◆ **GIVEN INSTRUCTION**
Copy each line below in which the word "JSON" occurs.

┌────────

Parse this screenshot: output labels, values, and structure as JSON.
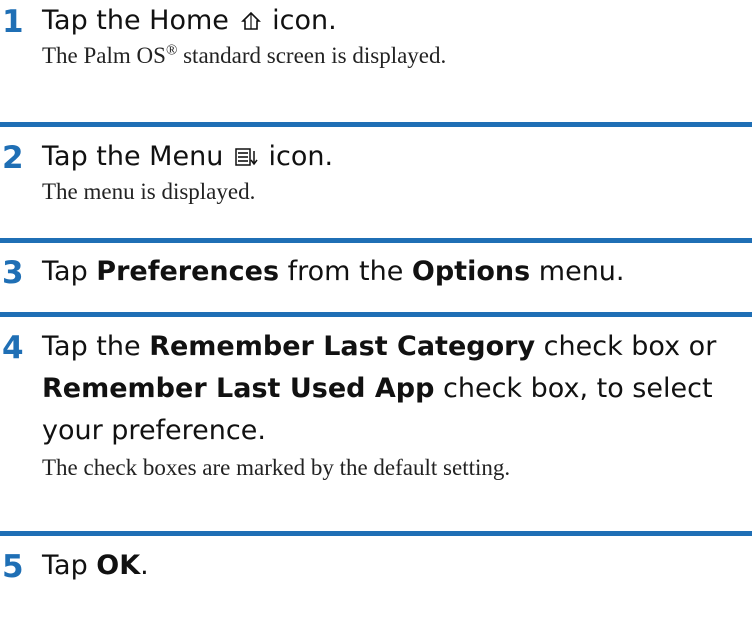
{
  "steps": [
    {
      "number": "1",
      "text_before": "Tap the Home",
      "icon": "home-icon",
      "text_after": "icon.",
      "note_before": "The Palm OS",
      "note_sup": "®",
      "note_after": " standard screen is displayed."
    },
    {
      "number": "2",
      "text_before": "Tap the Menu",
      "icon": "menu-icon",
      "text_after": "icon.",
      "note": "The menu is displayed."
    },
    {
      "number": "3",
      "t1": "Tap ",
      "b1": "Preferences",
      "t2": " from the ",
      "b2": "Options",
      "t3": " menu."
    },
    {
      "number": "4",
      "t1": "Tap the ",
      "b1": "Remember Last Category",
      "t2": " check box or ",
      "b2": "Remember Last Used App",
      "t3": " check box, to select your preference.",
      "note": "The check boxes are marked by the default setting."
    },
    {
      "number": "5",
      "t1": "Tap ",
      "b1": "OK",
      "t2": "."
    }
  ],
  "colors": {
    "accent": "#1f6fb5",
    "text": "#111111"
  }
}
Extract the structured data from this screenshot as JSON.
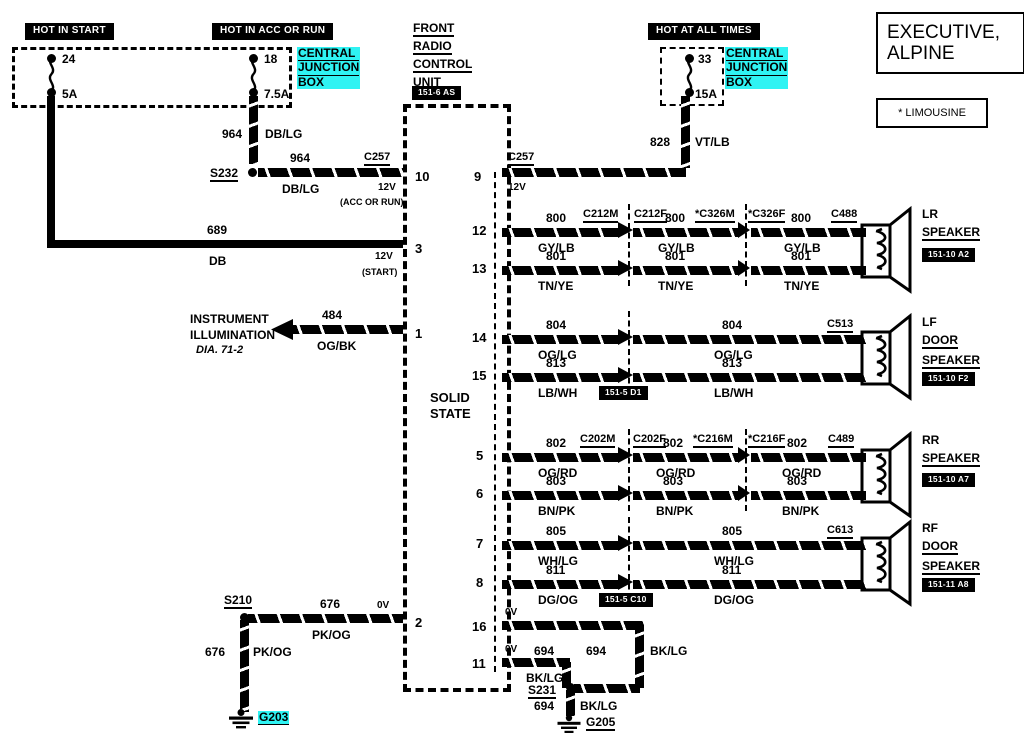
{
  "title_boxes": {
    "main": "EXECUTIVE,\nALPINE",
    "main_line1": "EXECUTIVE,",
    "main_line2": "ALPINE",
    "footnote": "*  LIMOUSINE"
  },
  "power_sources": [
    {
      "name": "hot-in-start",
      "label": "HOT IN START",
      "fuse_cavity": "24",
      "fuse_rating": "5A"
    },
    {
      "name": "hot-in-acc-or-run",
      "label": "HOT IN ACC OR RUN",
      "fuse_cavity": "18",
      "fuse_rating": "7.5A"
    },
    {
      "name": "hot-at-all-times",
      "label": "HOT AT ALL TIMES",
      "fuse_cavity": "33",
      "fuse_rating": "15A"
    }
  ],
  "junction_boxes": [
    {
      "name": "cjb-left",
      "line1": "CENTRAL",
      "line2": "JUNCTION",
      "line3": "BOX"
    },
    {
      "name": "cjb-right",
      "line1": "CENTRAL",
      "line2": "JUNCTION",
      "line3": "BOX"
    }
  ],
  "module": {
    "title_line1": "FRONT",
    "title_line2": "RADIO",
    "title_line3": "CONTROL",
    "title_line4": "UNIT",
    "ref": "151-6 AS",
    "note_line1": "SOLID",
    "note_line2": "STATE"
  },
  "feeds": [
    {
      "name": "feed-964",
      "circuit": "964",
      "color": "DB/LG",
      "splice": "S232",
      "connector": "C257",
      "volt": "12V",
      "state": "(ACC OR RUN)",
      "pin": "10"
    },
    {
      "name": "feed-689",
      "circuit": "689",
      "color": "DB",
      "connector": "",
      "volt": "12V",
      "state": "(START)",
      "pin": "3"
    },
    {
      "name": "feed-828",
      "circuit": "828",
      "color": "VT/LB",
      "connector": "C257",
      "volt": "12V",
      "pin": "9"
    }
  ],
  "illumination": {
    "label_line1": "INSTRUMENT",
    "label_line2": "ILLUMINATION",
    "diagram_ref": "DIA. 71-2",
    "circuit": "484",
    "color": "OG/BK",
    "pin": "1"
  },
  "speaker_groups": [
    {
      "name": "lr-speaker",
      "speaker_line1": "LR",
      "speaker_line2": "SPEAKER",
      "speaker_line3": "",
      "ref": "151-10 A2",
      "final_connector": "C488",
      "mid_connectors": [
        "C212M",
        "C212F",
        "*C326M",
        "*C326F"
      ],
      "wires": [
        {
          "pin": "12",
          "circuit": "800",
          "color": "GY/LB",
          "segments": 3
        },
        {
          "pin": "13",
          "circuit": "801",
          "color": "TN/YE",
          "segments": 3
        }
      ]
    },
    {
      "name": "lf-door-speaker",
      "speaker_line1": "LF",
      "speaker_line2": "DOOR",
      "speaker_line3": "SPEAKER",
      "ref": "151-10 F2",
      "final_connector": "C513",
      "mid_connectors": [],
      "inline_ref": "151-5 D1",
      "wires": [
        {
          "pin": "14",
          "circuit": "804",
          "color": "OG/LG",
          "segments": 2
        },
        {
          "pin": "15",
          "circuit": "813",
          "color": "LB/WH",
          "segments": 2
        }
      ]
    },
    {
      "name": "rr-speaker",
      "speaker_line1": "RR",
      "speaker_line2": "SPEAKER",
      "speaker_line3": "",
      "ref": "151-10 A7",
      "final_connector": "C489",
      "mid_connectors": [
        "C202M",
        "C202F",
        "*C216M",
        "*C216F"
      ],
      "wires": [
        {
          "pin": "5",
          "circuit": "802",
          "color": "OG/RD",
          "segments": 3
        },
        {
          "pin": "6",
          "circuit": "803",
          "color": "BN/PK",
          "segments": 3
        }
      ]
    },
    {
      "name": "rf-door-speaker",
      "speaker_line1": "RF",
      "speaker_line2": "DOOR",
      "speaker_line3": "SPEAKER",
      "ref": "151-11 A8",
      "final_connector": "C613",
      "mid_connectors": [],
      "inline_ref": "151-5 C10",
      "wires": [
        {
          "pin": "7",
          "circuit": "805",
          "color": "WH/LG",
          "segments": 2
        },
        {
          "pin": "8",
          "circuit": "811",
          "color": "DG/OG",
          "segments": 2
        }
      ]
    }
  ],
  "grounds": [
    {
      "name": "ground-g203",
      "splice": "S210",
      "circuit_h": "676",
      "color_h": "PK/OG",
      "circuit_v": "676",
      "color_v": "PK/OG",
      "ground_label": "G203",
      "pin": "2",
      "volt": "0V"
    },
    {
      "name": "ground-g205",
      "splice": "S231",
      "circuit_top": "694",
      "circuit_mid": "694",
      "circuit_bottom": "694",
      "color": "BK/LG",
      "ground_label": "G205",
      "pin_top": "16",
      "pin_bottom": "11",
      "volt_top": "0V",
      "volt_bottom": "0V"
    }
  ],
  "colors": {
    "highlight": "#2ff3f3",
    "line": "#000000",
    "background": "#ffffff"
  }
}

└────────

◆ **ANSWER FOR THE TASK**
Parse this screenshot: output labels, values, and structure as JSON.
Extract the structured data from this screenshot as JSON.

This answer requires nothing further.